Records from a collection
- - - - -

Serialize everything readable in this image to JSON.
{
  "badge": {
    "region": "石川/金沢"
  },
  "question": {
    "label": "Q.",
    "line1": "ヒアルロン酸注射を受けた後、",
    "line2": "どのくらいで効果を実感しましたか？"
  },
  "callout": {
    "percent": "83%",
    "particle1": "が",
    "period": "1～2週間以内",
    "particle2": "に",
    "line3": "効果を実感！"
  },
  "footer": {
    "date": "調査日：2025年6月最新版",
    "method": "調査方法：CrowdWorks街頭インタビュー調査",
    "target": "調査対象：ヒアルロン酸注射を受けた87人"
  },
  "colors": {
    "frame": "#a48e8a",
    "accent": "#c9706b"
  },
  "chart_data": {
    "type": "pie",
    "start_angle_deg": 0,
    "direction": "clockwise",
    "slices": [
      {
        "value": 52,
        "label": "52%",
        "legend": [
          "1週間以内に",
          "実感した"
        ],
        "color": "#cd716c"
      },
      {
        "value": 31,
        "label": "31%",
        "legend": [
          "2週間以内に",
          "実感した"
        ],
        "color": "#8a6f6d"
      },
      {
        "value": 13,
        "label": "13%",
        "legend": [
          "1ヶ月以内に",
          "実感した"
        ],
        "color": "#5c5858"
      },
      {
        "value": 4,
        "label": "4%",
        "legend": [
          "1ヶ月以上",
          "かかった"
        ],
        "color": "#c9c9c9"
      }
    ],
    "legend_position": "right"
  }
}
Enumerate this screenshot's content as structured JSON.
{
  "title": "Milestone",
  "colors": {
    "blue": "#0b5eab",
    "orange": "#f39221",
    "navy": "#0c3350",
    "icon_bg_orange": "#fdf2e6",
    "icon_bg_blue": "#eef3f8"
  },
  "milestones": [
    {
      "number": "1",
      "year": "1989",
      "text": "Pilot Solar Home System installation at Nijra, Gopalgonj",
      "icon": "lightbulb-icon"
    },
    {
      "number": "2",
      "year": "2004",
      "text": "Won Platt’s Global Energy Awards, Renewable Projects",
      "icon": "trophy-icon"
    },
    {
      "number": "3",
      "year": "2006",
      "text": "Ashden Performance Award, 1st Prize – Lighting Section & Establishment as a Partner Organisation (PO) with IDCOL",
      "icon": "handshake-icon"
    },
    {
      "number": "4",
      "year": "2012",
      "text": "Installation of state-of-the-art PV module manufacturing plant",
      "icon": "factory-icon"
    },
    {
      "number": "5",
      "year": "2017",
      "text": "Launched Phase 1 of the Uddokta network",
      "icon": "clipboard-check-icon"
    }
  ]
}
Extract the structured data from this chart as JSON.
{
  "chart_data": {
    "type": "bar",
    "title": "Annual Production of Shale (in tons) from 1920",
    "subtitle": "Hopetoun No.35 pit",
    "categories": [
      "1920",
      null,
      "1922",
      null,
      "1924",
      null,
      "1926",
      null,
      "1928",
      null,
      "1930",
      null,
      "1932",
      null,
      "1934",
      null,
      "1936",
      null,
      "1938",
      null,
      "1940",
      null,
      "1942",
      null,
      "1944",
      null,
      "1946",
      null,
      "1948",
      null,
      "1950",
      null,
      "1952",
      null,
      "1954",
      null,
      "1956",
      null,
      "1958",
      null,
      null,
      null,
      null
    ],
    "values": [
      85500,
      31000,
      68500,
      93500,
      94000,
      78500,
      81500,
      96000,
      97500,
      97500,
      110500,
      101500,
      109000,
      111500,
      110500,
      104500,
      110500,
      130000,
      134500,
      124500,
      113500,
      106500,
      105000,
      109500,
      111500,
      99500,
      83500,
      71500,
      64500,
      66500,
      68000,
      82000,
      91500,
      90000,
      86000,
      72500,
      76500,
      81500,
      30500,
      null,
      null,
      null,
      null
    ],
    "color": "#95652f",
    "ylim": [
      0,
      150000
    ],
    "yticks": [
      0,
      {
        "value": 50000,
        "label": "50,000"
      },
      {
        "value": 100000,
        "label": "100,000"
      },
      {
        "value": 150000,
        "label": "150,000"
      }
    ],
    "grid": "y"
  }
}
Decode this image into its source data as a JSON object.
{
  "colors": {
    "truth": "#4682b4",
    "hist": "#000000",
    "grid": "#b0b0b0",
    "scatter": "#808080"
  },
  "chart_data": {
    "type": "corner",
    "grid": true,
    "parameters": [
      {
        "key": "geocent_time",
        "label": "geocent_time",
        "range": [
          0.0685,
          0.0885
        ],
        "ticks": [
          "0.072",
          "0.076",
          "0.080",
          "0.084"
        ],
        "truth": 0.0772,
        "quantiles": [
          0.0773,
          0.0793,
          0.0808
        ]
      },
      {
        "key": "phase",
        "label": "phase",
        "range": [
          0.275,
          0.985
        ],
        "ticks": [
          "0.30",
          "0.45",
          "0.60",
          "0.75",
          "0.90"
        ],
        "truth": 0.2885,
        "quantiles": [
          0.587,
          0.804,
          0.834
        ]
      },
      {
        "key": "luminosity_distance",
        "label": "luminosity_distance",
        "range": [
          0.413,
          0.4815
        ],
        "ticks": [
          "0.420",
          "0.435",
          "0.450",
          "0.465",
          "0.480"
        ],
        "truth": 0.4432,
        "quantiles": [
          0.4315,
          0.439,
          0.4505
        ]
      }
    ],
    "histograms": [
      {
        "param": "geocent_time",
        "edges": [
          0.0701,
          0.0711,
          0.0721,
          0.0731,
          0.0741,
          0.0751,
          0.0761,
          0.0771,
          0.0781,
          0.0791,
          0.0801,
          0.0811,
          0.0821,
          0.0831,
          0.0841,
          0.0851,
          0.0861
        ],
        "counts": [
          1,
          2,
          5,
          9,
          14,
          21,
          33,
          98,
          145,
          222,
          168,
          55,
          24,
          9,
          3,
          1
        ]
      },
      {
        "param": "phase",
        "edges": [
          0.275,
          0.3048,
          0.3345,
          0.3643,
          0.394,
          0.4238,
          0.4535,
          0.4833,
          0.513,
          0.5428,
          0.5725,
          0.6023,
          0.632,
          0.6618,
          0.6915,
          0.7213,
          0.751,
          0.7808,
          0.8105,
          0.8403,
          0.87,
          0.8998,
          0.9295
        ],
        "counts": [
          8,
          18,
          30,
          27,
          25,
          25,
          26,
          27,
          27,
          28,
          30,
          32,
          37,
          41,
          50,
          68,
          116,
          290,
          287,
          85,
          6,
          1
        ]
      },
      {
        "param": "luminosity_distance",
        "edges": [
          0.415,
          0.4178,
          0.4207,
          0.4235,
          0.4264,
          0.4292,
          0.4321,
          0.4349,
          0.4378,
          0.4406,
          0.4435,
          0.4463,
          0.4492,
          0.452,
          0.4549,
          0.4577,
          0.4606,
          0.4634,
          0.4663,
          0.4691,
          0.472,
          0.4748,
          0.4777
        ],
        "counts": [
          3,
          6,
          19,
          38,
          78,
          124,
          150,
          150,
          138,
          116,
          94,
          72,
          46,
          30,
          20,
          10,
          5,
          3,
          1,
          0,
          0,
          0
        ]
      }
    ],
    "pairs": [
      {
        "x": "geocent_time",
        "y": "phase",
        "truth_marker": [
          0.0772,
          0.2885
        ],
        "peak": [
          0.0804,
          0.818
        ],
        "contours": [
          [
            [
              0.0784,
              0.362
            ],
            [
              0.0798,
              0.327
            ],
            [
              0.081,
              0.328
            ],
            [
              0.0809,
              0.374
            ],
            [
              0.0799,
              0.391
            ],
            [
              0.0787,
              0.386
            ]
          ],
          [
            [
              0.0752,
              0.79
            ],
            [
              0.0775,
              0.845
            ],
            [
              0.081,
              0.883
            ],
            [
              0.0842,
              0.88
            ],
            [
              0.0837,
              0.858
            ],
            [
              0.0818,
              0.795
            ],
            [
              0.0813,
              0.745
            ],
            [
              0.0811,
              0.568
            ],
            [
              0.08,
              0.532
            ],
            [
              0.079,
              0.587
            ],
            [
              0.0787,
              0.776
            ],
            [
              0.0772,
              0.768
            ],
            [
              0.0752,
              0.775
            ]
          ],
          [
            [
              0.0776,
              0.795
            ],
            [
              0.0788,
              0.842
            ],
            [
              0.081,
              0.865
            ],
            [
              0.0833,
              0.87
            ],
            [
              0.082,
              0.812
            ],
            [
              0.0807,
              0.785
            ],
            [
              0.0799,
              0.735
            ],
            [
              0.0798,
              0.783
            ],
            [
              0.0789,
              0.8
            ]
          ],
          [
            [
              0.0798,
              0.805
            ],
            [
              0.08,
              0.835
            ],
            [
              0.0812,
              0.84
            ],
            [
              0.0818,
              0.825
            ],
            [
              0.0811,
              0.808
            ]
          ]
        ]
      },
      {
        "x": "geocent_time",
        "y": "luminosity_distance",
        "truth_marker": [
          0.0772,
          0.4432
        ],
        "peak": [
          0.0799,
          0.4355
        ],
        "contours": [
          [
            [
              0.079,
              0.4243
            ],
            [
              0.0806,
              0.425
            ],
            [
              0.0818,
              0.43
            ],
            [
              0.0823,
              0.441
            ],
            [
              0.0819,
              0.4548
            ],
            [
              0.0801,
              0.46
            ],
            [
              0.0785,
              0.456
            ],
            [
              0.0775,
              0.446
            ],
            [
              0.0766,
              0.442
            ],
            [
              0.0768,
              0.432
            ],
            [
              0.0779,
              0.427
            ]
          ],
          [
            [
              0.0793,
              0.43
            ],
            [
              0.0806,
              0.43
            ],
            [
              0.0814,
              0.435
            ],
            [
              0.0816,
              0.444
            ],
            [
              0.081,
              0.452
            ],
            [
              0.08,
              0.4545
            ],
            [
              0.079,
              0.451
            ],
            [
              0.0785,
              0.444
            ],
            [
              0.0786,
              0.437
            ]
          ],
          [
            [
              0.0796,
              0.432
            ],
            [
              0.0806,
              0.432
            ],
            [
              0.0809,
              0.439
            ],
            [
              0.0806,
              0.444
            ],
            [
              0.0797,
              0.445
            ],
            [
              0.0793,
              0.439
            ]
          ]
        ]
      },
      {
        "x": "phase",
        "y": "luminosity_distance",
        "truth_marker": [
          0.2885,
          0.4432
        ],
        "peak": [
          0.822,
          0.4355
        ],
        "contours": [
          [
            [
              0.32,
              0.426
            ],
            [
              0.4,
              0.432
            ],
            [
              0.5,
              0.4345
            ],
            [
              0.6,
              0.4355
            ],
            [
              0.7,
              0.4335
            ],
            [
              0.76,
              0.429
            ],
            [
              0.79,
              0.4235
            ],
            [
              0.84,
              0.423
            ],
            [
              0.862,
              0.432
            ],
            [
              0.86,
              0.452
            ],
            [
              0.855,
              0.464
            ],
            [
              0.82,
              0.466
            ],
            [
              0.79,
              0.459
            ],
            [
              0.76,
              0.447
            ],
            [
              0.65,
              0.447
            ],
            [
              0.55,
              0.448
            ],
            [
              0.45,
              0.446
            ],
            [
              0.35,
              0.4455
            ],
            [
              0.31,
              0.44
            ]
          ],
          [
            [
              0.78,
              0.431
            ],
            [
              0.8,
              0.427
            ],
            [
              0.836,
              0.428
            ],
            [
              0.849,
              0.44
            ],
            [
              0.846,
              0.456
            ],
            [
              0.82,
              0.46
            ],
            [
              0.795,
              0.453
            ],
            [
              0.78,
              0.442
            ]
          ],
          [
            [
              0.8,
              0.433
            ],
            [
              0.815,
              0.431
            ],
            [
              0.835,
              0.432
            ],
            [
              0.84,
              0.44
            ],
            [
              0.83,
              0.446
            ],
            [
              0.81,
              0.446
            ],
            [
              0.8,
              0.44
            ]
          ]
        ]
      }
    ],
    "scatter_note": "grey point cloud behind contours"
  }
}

- - - - -

- [WHAT YOU WILL DO]: Each line above that holds the string "label" should be copied and shown.

- [FINISHED EXERCISE]:
    "label": "Q.",
        "label": "52%",
        "label": "31%",
        "label": "13%",
        "label": "4%",
        "label": "50,000"
        "label": "100,000"
        "label": "150,000"
        "label": "geocent_time",
        "label": "phase",
        "label": "luminosity_distance",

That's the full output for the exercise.